## START

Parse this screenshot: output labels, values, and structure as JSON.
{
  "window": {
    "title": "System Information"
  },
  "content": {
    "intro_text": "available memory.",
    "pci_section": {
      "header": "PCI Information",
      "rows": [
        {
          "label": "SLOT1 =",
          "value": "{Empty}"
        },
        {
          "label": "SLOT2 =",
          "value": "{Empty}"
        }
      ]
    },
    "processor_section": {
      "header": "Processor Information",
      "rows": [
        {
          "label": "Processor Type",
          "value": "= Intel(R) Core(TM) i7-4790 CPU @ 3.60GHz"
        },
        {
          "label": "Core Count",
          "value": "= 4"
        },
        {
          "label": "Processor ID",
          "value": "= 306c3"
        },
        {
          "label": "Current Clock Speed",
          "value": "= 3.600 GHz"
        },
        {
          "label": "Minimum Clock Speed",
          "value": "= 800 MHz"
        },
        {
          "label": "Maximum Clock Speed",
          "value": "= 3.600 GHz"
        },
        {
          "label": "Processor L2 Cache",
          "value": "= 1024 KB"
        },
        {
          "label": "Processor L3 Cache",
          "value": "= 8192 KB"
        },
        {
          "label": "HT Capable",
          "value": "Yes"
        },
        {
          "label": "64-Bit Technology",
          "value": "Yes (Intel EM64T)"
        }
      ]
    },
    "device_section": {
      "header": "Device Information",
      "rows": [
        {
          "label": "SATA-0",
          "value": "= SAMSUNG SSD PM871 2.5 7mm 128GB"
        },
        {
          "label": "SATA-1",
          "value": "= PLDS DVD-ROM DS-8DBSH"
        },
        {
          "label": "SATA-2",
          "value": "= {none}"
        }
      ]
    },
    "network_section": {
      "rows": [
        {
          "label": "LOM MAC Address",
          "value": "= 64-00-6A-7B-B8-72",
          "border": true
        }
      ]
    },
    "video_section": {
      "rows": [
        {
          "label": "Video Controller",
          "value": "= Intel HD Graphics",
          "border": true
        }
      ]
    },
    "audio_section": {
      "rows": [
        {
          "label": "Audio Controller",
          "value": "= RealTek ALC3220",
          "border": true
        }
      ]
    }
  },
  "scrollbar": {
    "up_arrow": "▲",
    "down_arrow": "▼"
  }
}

## END
## START

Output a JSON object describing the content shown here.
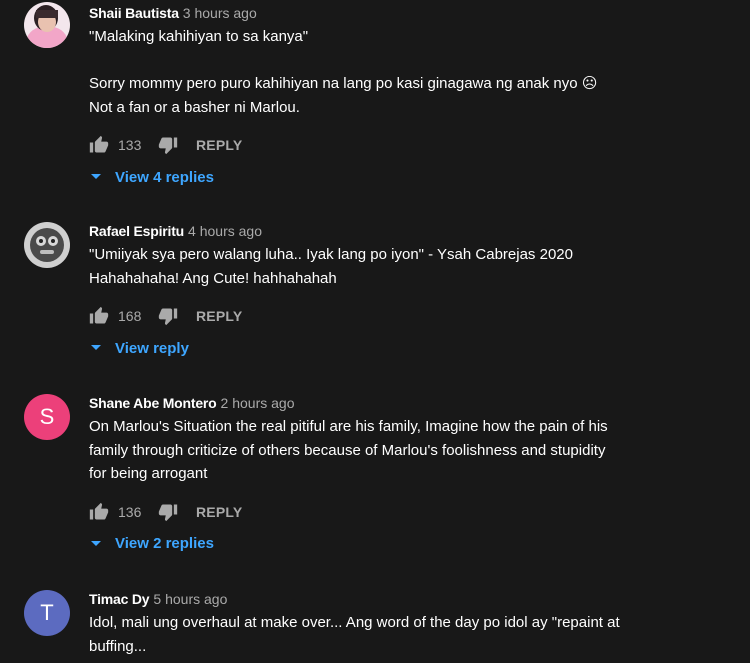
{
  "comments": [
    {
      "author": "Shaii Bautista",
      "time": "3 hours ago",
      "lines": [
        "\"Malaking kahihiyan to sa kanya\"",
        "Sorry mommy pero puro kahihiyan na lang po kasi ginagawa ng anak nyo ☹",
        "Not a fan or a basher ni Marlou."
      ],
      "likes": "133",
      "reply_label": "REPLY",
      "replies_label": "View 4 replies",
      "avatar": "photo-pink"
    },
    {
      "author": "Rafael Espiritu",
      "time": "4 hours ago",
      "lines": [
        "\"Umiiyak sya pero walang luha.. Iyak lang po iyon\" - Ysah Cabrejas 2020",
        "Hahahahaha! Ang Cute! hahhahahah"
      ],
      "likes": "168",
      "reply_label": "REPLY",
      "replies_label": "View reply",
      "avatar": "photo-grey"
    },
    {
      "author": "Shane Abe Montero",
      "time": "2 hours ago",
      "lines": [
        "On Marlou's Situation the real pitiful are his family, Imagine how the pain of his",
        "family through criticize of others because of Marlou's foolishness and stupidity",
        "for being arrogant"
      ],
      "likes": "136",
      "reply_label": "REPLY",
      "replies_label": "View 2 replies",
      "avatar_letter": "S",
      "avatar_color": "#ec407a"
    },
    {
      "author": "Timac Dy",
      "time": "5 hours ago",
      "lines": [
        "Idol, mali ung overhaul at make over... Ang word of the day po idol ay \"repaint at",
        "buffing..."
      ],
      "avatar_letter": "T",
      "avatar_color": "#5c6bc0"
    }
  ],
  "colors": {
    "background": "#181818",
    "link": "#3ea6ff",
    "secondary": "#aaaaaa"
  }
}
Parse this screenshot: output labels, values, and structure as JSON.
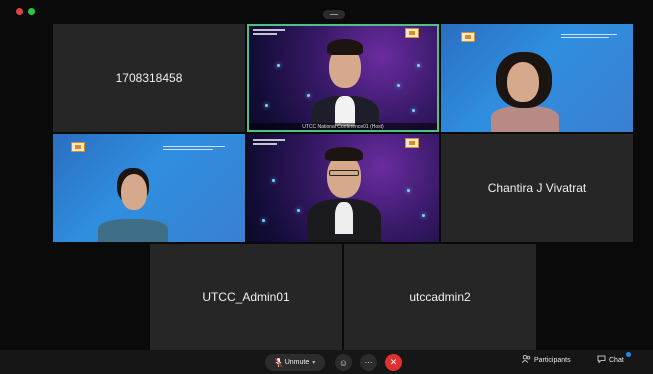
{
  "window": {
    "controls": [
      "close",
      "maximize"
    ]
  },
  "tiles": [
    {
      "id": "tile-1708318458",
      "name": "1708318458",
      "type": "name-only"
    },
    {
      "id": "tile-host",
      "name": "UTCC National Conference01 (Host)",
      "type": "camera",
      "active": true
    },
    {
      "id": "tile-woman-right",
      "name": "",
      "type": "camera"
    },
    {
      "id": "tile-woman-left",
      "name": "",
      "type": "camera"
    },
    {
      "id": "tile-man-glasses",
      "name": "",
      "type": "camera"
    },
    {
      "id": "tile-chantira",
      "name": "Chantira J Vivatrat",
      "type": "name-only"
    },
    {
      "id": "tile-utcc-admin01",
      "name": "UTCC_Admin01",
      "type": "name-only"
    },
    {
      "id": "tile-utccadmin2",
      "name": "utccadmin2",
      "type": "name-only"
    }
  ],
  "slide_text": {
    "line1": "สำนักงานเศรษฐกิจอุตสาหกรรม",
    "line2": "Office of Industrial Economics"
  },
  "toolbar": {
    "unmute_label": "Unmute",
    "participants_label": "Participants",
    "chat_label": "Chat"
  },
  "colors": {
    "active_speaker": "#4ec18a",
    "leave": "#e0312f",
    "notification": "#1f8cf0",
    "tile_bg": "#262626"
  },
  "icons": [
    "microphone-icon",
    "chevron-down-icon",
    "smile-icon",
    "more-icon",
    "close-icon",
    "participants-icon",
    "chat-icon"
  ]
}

## END
## START

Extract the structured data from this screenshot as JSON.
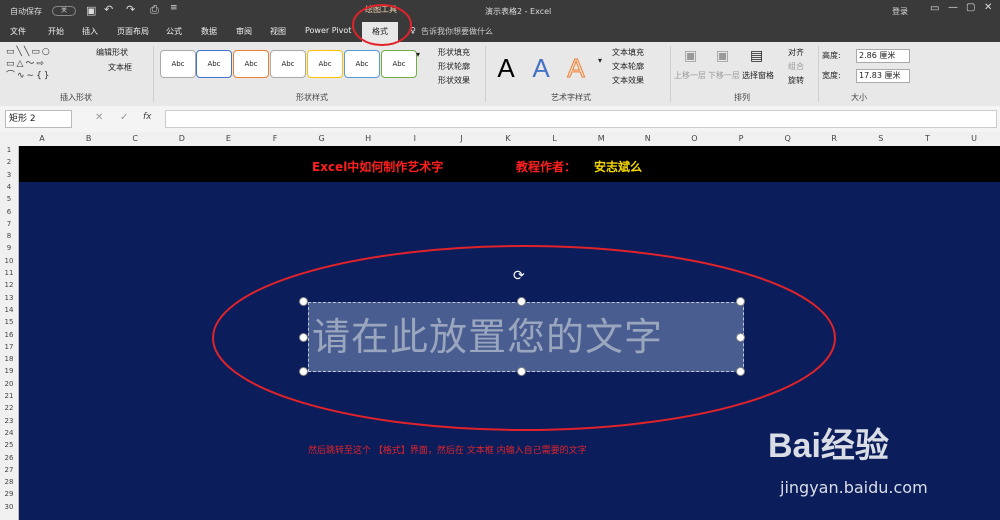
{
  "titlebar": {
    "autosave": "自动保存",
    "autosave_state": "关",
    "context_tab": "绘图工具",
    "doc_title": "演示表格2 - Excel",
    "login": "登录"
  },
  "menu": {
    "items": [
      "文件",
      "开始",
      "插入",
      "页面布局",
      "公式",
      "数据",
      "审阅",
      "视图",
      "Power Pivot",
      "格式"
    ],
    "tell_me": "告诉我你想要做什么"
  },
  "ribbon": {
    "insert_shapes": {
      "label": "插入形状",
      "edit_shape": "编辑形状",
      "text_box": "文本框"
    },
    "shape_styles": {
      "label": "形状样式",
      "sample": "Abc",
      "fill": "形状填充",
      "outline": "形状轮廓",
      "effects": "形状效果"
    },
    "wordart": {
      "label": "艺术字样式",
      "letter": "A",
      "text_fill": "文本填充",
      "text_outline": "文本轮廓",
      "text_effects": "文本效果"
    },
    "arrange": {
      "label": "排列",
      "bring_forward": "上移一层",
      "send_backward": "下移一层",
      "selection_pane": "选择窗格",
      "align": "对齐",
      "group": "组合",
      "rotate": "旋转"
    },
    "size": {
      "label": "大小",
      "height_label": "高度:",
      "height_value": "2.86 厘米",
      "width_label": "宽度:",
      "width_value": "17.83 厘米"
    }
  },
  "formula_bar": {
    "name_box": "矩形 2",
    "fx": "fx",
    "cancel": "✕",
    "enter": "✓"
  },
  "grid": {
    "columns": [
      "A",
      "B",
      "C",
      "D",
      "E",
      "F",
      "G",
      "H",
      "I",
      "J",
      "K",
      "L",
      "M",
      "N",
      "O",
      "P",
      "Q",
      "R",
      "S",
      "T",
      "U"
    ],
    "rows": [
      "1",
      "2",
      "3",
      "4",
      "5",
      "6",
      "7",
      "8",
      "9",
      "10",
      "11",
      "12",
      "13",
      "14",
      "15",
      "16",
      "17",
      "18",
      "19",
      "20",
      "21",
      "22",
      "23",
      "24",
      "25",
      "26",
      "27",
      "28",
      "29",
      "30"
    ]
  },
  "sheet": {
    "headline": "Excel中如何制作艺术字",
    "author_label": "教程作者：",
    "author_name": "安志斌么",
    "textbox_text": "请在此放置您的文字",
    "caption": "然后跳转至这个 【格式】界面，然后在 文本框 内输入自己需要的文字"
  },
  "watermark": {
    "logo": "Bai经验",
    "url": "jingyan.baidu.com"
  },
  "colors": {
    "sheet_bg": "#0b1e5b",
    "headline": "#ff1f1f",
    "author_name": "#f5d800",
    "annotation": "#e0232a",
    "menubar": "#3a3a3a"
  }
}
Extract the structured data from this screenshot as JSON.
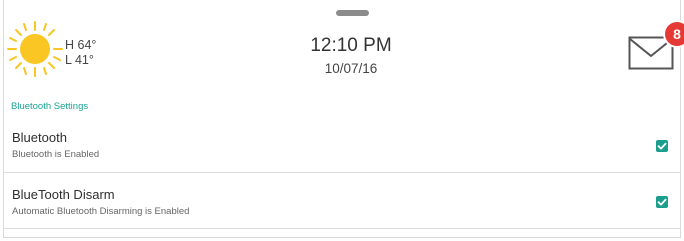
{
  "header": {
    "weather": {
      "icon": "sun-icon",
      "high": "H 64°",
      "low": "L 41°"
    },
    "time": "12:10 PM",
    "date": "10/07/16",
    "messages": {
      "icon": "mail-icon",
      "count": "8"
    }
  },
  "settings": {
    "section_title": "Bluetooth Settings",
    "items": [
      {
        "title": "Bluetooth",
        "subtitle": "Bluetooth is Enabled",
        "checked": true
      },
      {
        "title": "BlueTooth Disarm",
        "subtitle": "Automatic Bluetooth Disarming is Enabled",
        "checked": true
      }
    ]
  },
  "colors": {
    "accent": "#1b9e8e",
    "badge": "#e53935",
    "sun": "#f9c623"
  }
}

## END

Instructions for the task:
Using the records above, list each line that includes "Controller".

Solution to the exercise:
          "label": "Video Controller",
          "label": "Audio Controller",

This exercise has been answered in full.